____ The data
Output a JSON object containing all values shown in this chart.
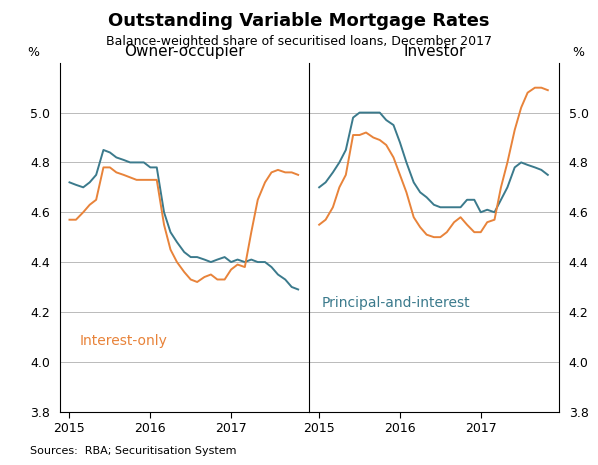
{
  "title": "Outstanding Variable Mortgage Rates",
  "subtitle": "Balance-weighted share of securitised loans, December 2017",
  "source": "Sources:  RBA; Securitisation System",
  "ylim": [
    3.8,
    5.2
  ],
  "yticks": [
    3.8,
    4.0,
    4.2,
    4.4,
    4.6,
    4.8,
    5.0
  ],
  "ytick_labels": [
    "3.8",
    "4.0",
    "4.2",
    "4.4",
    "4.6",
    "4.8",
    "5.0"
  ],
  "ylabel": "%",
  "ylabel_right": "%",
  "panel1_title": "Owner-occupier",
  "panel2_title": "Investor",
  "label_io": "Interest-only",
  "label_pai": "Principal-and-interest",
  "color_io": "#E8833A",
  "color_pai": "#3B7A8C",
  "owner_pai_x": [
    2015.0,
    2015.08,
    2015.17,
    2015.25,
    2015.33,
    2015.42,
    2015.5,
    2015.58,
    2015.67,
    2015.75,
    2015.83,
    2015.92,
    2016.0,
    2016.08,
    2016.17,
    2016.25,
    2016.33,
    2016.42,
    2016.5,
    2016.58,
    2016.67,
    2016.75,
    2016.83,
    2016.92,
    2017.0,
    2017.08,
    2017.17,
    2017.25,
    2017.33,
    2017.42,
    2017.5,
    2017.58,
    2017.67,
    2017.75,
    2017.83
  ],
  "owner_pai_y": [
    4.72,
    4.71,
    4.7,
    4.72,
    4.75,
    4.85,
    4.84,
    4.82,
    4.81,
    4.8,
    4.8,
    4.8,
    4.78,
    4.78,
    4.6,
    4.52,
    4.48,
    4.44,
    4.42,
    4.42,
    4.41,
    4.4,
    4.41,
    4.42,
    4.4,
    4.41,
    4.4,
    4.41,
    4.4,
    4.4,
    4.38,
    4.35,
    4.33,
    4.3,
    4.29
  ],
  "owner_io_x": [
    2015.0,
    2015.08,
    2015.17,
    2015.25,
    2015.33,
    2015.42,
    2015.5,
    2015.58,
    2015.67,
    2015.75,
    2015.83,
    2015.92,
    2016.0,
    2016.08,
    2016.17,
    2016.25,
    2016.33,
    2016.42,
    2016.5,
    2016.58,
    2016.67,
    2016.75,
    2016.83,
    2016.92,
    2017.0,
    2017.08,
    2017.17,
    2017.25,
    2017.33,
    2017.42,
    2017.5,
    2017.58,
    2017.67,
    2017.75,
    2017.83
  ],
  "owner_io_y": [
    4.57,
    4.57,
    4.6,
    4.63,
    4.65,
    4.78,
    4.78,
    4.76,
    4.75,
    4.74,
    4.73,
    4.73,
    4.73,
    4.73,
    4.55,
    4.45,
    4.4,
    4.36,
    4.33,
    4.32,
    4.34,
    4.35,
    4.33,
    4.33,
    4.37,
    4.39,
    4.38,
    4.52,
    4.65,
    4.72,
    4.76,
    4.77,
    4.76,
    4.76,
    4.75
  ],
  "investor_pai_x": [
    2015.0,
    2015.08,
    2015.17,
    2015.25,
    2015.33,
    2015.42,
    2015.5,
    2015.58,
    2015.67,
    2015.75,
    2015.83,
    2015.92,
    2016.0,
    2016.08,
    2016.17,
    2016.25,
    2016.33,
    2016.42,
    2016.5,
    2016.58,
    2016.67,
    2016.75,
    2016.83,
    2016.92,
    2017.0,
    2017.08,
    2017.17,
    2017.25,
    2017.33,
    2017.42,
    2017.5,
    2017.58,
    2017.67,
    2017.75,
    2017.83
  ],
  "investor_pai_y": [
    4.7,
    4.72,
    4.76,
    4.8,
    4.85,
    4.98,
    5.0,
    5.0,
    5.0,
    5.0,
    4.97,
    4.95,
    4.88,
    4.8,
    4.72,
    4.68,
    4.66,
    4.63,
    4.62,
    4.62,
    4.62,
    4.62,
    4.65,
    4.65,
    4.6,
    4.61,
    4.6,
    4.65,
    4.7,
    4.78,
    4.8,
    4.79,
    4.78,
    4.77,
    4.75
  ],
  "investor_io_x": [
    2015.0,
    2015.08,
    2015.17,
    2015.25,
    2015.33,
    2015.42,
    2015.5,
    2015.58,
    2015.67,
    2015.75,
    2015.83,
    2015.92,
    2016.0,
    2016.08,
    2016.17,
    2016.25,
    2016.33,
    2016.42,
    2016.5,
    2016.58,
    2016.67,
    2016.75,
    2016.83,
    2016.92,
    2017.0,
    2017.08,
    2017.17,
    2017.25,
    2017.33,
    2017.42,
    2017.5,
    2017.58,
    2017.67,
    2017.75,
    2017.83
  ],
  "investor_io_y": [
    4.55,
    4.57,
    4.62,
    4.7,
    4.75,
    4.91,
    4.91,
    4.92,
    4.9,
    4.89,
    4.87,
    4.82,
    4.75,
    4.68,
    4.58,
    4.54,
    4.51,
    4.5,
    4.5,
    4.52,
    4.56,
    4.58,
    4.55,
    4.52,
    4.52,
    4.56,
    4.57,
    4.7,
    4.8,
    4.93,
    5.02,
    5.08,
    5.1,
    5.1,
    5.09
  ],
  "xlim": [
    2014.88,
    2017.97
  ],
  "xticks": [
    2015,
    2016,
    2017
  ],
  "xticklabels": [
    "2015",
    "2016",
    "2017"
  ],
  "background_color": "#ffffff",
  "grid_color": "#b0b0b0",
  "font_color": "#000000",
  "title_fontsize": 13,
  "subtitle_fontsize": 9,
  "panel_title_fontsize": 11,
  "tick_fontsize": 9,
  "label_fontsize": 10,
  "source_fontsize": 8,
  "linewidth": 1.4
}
________
____ The data
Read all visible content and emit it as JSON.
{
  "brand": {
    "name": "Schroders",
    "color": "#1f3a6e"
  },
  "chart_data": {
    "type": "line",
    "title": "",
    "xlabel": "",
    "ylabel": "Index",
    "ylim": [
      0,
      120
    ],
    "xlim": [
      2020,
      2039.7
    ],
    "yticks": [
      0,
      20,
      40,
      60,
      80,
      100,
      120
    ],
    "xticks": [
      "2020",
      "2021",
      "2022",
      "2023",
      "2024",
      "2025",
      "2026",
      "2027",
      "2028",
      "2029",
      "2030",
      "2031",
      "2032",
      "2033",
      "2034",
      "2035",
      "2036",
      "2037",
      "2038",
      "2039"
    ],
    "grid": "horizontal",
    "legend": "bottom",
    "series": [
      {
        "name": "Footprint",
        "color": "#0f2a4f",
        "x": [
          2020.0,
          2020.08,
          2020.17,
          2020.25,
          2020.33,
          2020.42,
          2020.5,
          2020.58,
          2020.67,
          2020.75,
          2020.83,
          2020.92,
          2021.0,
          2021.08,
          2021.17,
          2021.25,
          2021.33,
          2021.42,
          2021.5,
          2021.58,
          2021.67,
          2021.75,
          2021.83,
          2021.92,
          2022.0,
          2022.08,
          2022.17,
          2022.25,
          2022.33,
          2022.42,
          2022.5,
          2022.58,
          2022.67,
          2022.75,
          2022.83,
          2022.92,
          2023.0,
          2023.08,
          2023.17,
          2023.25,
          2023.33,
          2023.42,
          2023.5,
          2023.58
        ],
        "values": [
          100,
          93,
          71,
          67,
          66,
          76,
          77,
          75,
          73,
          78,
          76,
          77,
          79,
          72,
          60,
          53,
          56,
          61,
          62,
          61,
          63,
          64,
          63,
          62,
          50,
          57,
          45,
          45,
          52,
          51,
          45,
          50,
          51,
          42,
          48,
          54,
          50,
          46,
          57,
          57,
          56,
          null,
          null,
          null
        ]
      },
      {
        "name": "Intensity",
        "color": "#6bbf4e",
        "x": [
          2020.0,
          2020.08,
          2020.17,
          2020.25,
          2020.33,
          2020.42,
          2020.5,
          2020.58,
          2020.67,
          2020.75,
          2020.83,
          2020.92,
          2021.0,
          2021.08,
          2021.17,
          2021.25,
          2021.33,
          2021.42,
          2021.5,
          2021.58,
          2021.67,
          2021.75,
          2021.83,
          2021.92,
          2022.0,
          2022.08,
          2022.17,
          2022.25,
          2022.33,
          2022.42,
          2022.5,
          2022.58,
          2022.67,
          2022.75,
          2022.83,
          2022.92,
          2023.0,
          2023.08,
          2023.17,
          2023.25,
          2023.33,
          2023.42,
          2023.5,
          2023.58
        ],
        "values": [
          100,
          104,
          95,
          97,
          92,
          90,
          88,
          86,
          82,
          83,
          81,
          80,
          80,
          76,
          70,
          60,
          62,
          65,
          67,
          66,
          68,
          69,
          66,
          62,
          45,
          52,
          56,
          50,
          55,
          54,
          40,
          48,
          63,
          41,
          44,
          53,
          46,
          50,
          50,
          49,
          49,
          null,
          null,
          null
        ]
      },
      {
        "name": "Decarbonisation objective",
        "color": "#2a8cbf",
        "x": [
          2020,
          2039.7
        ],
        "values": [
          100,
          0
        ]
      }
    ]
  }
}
________
Scan the listing above for the word "JSON" and copy every line that holds it.

Worked answer ::
Output a JSON object containing all values shown in this chart.
Read all visible content and emit it as JSON.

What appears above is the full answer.